● Task details
Reproduce the records below exactly as given.

Excerpted records start

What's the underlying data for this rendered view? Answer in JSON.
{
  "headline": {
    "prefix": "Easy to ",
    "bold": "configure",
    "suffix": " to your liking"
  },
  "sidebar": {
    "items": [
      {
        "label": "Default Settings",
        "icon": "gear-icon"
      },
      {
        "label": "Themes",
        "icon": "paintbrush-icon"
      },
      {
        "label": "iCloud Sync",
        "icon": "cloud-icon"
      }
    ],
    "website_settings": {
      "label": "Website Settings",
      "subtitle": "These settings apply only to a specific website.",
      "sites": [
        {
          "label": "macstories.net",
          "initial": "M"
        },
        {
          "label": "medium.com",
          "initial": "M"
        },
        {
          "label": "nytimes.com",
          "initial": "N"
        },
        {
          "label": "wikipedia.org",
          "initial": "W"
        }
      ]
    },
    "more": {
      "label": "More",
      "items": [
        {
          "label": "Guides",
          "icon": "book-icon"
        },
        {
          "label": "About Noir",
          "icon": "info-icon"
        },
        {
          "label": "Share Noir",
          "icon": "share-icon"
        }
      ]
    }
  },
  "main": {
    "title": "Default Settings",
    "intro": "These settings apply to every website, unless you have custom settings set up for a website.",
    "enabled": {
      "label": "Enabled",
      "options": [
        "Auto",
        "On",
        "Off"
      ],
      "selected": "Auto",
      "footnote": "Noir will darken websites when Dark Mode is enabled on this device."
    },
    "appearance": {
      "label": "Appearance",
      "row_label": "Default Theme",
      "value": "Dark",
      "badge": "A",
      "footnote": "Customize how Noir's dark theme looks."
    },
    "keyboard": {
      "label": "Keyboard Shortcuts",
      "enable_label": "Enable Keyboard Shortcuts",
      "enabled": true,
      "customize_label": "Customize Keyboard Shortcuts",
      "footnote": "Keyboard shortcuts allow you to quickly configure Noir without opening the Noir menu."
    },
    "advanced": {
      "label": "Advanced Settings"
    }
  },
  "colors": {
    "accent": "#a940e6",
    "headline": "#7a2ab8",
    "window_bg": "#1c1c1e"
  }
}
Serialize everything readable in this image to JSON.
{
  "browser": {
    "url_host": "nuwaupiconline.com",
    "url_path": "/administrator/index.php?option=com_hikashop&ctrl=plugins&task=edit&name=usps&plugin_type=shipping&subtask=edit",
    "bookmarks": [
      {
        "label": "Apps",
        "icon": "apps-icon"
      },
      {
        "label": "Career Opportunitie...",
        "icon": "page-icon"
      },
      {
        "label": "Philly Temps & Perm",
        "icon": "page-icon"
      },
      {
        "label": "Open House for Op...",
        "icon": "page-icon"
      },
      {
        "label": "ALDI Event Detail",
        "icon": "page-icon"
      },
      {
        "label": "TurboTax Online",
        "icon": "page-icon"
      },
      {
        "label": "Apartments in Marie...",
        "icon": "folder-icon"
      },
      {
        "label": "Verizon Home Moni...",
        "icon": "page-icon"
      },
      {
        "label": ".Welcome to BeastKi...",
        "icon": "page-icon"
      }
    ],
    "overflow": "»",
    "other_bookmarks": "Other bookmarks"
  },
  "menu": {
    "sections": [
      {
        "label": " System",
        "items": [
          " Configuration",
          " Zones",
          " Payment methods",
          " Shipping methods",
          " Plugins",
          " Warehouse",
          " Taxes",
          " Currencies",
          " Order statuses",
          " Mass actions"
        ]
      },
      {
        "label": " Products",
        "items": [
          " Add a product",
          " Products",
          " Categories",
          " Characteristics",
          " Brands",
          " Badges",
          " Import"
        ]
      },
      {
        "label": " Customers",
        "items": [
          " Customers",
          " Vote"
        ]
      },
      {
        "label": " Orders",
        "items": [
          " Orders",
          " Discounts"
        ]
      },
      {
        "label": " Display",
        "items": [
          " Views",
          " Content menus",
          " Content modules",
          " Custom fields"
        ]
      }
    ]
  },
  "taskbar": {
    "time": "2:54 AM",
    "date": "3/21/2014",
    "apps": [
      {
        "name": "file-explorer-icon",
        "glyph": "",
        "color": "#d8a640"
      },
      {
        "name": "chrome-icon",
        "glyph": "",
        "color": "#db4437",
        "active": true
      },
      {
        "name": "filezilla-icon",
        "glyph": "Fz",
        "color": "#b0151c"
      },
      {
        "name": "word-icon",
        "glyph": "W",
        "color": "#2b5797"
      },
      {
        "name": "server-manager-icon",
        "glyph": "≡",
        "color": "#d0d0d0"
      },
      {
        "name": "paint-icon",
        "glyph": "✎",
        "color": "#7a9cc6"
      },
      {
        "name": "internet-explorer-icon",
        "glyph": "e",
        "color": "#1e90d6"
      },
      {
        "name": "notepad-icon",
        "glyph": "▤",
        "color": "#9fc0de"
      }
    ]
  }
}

Excerpted records end

● Response to the exercise
What's the underlying data for this rendered view? Answer in JSON.
{
  "headline": {
    "prefix": "Easy to ",
    "bold": "configure",
    "suffix": " to your liking"
  },
  "sidebar": {
    "items": [
      {
        "label": "Default Settings",
        "icon": "gear-icon"
      },
      {
        "label": "Themes",
        "icon": "paintbrush-icon"
      },
      {
        "label": "iCloud Sync",
        "icon": "cloud-icon"
      }
    ],
    "website_settings": {
      "label": "Website Settings",
      "subtitle": "These settings apply only to a specific website.",
      "sites": [
        {
          "label": "macstories.net",
          "initial": "M"
        },
        {
          "label": "medium.com",
          "initial": "M"
        },
        {
          "label": "nytimes.com",
          "initial": "N"
        },
        {
          "label": "wikipedia.org",
          "initial": "W"
        }
      ]
    },
    "more": {
      "label": "More",
      "items": [
        {
          "label": "Guides",
          "icon": "book-icon"
        },
        {
          "label": "About Noir",
          "icon": "info-icon"
        },
        {
          "label": "Share Noir",
          "icon": "share-icon"
        }
      ]
    }
  },
  "main": {
    "title": "Default Settings",
    "intro": "These settings apply to every website, unless you have custom settings set up for a website.",
    "enabled": {
      "label": "Enabled",
      "options": [
        "Auto",
        "On",
        "Off"
      ],
      "selected": "Auto",
      "footnote": "Noir will darken websites when Dark Mode is enabled on this device."
    },
    "appearance": {
      "label": "Appearance",
      "row_label": "Default Theme",
      "value": "Dark",
      "badge": "A",
      "footnote": "Customize how Noir's dark theme looks."
    },
    "keyboard": {
      "label": "Keyboard Shortcuts",
      "enable_label": "Enable Keyboard Shortcuts",
      "enabled": true,
      "customize_label": "Customize Keyboard Shortcuts",
      "footnote": "Keyboard shortcuts allow you to quickly configure Noir without opening the Noir menu."
    },
    "advanced": {
      "label": "Advanced Settings"
    }
  },
  "colors": {
    "accent": "#a940e6",
    "headline": "#7a2ab8",
    "window_bg": "#1c1c1e"
  }
}
Serialize everything readable in this image to JSON.
{
  "browser": {
    "url_host": "nuwaupiconline.com",
    "url_path": "/administrator/index.php?option=com_hikashop&ctrl=plugins&task=edit&name=usps&plugin_type=shipping&subtask=edit",
    "bookmarks": [
      {
        "label": "Apps",
        "icon": "apps-icon"
      },
      {
        "label": "Career Opportunitie...",
        "icon": "page-icon"
      },
      {
        "label": "Philly Temps & Perm",
        "icon": "page-icon"
      },
      {
        "label": "Open House for Op...",
        "icon": "page-icon"
      },
      {
        "label": "ALDI Event Detail",
        "icon": "page-icon"
      },
      {
        "label": "TurboTax Online",
        "icon": "page-icon"
      },
      {
        "label": "Apartments in Marie...",
        "icon": "folder-icon"
      },
      {
        "label": "Verizon Home Moni...",
        "icon": "page-icon"
      },
      {
        "label": ".Welcome to BeastKi...",
        "icon": "page-icon"
      }
    ],
    "overflow": "»",
    "other_bookmarks": "Other bookmarks"
  },
  "menu": {
    "sections": [
      {
        "label": " System",
        "items": [
          " Configuration",
          " Zones",
          " Payment methods",
          " Shipping methods",
          " Plugins",
          " Warehouse",
          " Taxes",
          " Currencies",
          " Order statuses",
          " Mass actions"
        ]
      },
      {
        "label": " Products",
        "items": [
          " Add a product",
          " Products",
          " Categories",
          " Characteristics",
          " Brands",
          " Badges",
          " Import"
        ]
      },
      {
        "label": " Customers",
        "items": [
          " Customers",
          " Vote"
        ]
      },
      {
        "label": " Orders",
        "items": [
          " Orders",
          " Discounts"
        ]
      },
      {
        "label": " Display",
        "items": [
          " Views",
          " Content menus",
          " Content modules",
          " Custom fields"
        ]
      }
    ]
  },
  "taskbar": {
    "time": "2:54 AM",
    "date": "3/21/2014",
    "apps": [
      {
        "name": "file-explorer-icon",
        "glyph": "",
        "color": "#d8a640"
      },
      {
        "name": "chrome-icon",
        "glyph": "",
        "color": "#db4437",
        "active": true
      },
      {
        "name": "filezilla-icon",
        "glyph": "Fz",
        "color": "#b0151c"
      },
      {
        "name": "word-icon",
        "glyph": "W",
        "color": "#2b5797"
      },
      {
        "name": "server-manager-icon",
        "glyph": "≡",
        "color": "#d0d0d0"
      },
      {
        "name": "paint-icon",
        "glyph": "✎",
        "color": "#7a9cc6"
      },
      {
        "name": "internet-explorer-icon",
        "glyph": "e",
        "color": "#1e90d6"
      },
      {
        "name": "notepad-icon",
        "glyph": "▤",
        "color": "#9fc0de"
      }
    ]
  }
}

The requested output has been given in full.